> OBJECTIVE
Only the number is wanted: how many lines of the data contain "Вставить"?

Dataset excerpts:
┌────────

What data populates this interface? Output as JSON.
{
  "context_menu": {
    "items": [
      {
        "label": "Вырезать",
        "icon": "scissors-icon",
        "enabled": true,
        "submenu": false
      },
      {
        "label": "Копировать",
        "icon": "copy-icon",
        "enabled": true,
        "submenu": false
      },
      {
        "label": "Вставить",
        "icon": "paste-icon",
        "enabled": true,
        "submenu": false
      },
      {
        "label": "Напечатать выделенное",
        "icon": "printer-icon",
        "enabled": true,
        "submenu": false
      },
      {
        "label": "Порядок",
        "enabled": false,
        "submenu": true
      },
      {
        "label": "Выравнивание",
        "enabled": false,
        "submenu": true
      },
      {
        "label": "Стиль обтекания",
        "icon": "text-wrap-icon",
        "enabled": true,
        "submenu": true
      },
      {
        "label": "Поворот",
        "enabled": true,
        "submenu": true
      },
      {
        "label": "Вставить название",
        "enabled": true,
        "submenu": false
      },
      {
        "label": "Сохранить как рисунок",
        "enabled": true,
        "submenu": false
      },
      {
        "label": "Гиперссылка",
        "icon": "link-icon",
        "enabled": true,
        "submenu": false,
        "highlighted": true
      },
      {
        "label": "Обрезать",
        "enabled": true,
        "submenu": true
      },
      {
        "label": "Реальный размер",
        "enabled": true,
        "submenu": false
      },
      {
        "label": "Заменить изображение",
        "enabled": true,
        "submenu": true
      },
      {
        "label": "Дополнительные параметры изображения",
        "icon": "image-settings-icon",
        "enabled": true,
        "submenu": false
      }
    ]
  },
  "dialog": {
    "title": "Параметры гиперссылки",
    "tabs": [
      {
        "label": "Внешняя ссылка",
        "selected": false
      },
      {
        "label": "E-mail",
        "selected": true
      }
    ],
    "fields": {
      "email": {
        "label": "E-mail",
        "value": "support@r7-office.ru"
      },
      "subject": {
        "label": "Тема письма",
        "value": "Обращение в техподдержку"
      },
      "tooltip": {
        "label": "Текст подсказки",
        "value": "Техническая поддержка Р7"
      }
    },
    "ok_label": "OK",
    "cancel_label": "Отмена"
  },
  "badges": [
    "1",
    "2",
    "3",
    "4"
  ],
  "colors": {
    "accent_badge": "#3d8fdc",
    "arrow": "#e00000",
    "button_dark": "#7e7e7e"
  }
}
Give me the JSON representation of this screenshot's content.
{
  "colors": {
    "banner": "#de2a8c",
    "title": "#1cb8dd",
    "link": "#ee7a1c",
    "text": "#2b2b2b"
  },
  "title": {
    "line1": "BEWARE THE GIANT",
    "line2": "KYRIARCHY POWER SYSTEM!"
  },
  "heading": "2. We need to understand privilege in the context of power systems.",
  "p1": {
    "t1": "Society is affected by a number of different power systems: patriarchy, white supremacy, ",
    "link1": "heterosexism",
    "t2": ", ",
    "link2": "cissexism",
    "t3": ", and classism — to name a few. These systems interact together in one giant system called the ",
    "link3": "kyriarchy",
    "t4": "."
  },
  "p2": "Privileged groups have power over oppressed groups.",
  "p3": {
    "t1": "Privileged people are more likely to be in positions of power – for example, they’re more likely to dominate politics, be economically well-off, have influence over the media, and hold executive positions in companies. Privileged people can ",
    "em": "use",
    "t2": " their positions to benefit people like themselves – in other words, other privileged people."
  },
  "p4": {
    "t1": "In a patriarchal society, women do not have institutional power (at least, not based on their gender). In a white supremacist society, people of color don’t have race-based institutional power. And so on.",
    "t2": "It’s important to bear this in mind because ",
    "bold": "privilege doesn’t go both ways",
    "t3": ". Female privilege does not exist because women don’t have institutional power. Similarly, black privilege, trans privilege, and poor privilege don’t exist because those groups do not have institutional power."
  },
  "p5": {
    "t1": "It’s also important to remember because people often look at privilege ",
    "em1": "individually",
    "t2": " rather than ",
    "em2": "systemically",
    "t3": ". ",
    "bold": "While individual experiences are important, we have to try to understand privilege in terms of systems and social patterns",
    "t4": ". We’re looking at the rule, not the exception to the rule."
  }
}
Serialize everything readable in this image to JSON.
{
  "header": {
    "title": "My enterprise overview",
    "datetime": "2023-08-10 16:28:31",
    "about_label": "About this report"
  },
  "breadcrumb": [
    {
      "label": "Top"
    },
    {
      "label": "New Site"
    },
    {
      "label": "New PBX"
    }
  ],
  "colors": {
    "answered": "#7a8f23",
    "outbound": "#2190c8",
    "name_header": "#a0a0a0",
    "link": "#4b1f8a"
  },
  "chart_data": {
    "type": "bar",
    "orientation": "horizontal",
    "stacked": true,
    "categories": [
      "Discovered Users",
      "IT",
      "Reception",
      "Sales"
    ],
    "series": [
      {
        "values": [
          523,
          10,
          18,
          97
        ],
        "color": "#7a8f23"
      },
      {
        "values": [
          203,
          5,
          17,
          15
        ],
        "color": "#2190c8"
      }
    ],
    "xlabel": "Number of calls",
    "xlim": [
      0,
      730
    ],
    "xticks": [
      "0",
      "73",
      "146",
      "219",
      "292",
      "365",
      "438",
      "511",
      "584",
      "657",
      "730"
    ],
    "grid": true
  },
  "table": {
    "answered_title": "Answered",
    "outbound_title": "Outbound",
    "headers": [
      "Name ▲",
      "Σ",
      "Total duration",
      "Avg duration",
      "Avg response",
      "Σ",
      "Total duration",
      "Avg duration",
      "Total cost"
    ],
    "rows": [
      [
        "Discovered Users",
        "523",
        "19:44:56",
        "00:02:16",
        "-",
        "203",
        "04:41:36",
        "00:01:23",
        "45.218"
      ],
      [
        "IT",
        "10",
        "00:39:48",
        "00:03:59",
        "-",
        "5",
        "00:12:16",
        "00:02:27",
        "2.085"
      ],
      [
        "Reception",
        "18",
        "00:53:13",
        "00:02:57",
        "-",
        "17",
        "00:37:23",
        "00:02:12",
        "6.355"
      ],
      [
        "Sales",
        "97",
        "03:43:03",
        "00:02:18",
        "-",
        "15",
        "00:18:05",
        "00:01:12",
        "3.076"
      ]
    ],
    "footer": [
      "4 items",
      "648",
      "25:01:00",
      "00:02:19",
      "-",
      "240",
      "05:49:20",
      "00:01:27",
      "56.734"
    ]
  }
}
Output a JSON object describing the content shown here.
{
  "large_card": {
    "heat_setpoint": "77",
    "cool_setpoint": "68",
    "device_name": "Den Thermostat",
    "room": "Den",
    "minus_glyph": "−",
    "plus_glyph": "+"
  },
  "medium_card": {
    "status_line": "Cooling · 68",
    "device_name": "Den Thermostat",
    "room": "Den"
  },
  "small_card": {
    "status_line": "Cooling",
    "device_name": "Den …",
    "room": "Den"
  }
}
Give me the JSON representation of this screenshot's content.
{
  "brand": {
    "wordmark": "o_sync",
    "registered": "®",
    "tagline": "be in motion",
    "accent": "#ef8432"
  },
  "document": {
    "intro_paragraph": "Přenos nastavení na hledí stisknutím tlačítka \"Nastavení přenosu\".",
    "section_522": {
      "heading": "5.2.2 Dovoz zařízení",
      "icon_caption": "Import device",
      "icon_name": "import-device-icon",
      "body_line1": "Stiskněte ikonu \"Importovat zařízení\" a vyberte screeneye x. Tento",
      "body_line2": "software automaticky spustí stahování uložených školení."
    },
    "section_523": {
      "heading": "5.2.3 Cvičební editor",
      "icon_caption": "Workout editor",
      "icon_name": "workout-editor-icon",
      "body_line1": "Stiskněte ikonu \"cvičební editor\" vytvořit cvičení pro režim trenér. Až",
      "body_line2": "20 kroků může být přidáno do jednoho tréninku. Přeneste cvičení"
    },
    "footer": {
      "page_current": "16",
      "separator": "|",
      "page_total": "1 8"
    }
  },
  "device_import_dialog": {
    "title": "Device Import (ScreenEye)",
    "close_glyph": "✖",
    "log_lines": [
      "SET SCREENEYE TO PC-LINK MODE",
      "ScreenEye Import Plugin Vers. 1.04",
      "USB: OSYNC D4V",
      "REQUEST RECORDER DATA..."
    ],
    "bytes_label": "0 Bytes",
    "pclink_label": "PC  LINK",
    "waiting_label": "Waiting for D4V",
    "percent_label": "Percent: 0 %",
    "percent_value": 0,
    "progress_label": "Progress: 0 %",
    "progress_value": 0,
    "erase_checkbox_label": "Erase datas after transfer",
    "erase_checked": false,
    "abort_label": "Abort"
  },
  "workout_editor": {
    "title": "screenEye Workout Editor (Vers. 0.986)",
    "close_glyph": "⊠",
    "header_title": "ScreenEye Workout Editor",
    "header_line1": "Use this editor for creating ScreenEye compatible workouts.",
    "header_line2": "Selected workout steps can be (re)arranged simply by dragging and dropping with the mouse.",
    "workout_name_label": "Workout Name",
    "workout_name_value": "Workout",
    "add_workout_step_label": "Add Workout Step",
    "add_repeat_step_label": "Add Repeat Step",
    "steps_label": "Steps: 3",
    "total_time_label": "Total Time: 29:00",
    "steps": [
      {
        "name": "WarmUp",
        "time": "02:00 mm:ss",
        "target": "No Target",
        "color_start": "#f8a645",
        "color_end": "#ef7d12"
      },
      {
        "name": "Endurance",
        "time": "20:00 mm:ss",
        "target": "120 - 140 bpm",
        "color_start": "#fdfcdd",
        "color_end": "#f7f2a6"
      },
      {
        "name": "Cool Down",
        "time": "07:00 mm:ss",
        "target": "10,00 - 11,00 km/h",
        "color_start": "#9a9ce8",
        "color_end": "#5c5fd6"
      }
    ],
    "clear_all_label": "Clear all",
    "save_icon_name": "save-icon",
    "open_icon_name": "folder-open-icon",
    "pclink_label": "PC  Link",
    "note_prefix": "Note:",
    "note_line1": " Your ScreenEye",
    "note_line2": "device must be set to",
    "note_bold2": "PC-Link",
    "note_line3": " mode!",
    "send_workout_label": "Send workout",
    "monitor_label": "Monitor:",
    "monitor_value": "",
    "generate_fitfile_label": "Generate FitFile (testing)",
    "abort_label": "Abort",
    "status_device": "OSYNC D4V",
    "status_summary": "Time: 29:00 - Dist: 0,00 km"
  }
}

└────────

> THE COMPLETED TASK
2